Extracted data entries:
:::::

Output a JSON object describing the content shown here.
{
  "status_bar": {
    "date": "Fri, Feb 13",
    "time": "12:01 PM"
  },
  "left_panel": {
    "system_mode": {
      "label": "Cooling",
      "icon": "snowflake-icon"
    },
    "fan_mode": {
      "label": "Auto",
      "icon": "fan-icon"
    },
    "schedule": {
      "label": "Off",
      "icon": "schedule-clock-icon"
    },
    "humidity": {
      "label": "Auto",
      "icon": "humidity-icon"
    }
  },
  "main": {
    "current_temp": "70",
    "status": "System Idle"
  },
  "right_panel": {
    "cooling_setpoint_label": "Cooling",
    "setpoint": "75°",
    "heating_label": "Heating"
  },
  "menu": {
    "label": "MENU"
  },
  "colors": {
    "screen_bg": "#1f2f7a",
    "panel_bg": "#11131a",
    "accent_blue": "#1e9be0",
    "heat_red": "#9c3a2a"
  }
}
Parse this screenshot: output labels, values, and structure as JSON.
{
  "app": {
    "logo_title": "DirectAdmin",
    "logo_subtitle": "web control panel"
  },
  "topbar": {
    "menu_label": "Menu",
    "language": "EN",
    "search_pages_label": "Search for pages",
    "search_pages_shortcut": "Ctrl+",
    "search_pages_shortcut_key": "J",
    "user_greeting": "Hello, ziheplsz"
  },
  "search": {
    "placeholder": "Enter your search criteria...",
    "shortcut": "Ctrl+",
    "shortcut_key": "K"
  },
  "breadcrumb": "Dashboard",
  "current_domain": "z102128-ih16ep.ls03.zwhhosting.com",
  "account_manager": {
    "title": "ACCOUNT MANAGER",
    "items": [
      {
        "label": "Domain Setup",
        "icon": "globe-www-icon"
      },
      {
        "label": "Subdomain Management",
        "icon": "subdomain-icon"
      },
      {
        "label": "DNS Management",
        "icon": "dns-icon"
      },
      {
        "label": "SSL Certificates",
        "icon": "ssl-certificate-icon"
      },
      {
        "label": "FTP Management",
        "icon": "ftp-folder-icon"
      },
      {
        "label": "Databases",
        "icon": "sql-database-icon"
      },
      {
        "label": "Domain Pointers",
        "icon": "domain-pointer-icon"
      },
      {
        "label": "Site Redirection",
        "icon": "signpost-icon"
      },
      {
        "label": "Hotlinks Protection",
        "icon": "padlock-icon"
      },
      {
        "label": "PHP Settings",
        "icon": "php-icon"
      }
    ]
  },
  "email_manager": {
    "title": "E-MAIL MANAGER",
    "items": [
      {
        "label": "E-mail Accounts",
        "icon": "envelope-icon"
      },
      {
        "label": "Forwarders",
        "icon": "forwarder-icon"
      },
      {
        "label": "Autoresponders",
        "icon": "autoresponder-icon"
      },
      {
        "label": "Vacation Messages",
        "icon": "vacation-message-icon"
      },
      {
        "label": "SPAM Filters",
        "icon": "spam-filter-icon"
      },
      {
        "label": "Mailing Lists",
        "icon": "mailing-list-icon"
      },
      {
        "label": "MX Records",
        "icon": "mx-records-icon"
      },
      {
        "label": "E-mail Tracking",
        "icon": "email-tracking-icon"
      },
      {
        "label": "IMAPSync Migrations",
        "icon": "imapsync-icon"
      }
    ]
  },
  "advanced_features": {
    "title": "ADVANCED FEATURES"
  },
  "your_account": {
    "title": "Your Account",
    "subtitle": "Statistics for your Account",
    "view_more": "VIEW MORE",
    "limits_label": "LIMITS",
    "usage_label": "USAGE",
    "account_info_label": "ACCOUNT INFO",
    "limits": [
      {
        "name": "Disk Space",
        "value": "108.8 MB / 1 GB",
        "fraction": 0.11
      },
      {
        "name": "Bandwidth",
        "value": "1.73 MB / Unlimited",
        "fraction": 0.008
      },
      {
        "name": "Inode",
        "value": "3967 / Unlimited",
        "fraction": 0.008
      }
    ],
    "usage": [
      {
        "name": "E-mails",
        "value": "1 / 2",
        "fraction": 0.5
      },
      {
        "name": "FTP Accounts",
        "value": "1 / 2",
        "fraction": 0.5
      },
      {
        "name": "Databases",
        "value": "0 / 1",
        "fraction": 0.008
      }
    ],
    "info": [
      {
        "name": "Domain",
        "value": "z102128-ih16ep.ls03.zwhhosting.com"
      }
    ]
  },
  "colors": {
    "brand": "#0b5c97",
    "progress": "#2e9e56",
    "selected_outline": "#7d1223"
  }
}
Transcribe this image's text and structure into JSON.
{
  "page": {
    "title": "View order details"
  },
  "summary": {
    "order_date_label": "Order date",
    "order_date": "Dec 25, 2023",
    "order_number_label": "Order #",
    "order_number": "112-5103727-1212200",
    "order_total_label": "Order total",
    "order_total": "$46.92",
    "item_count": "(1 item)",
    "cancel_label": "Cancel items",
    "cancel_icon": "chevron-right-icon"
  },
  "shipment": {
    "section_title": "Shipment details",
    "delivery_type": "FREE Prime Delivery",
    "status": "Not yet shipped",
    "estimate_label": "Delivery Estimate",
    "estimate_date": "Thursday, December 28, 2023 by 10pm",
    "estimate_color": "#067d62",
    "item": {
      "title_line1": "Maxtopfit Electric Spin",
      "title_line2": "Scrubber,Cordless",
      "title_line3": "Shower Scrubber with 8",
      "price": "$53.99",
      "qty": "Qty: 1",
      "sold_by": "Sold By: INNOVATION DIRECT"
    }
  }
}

:::::

:: Problem description ::
Which lines in the data above contain "Accounts"? Show each one.

:: Response ::
        "label": "E-mail Accounts",
        "name": "FTP Accounts",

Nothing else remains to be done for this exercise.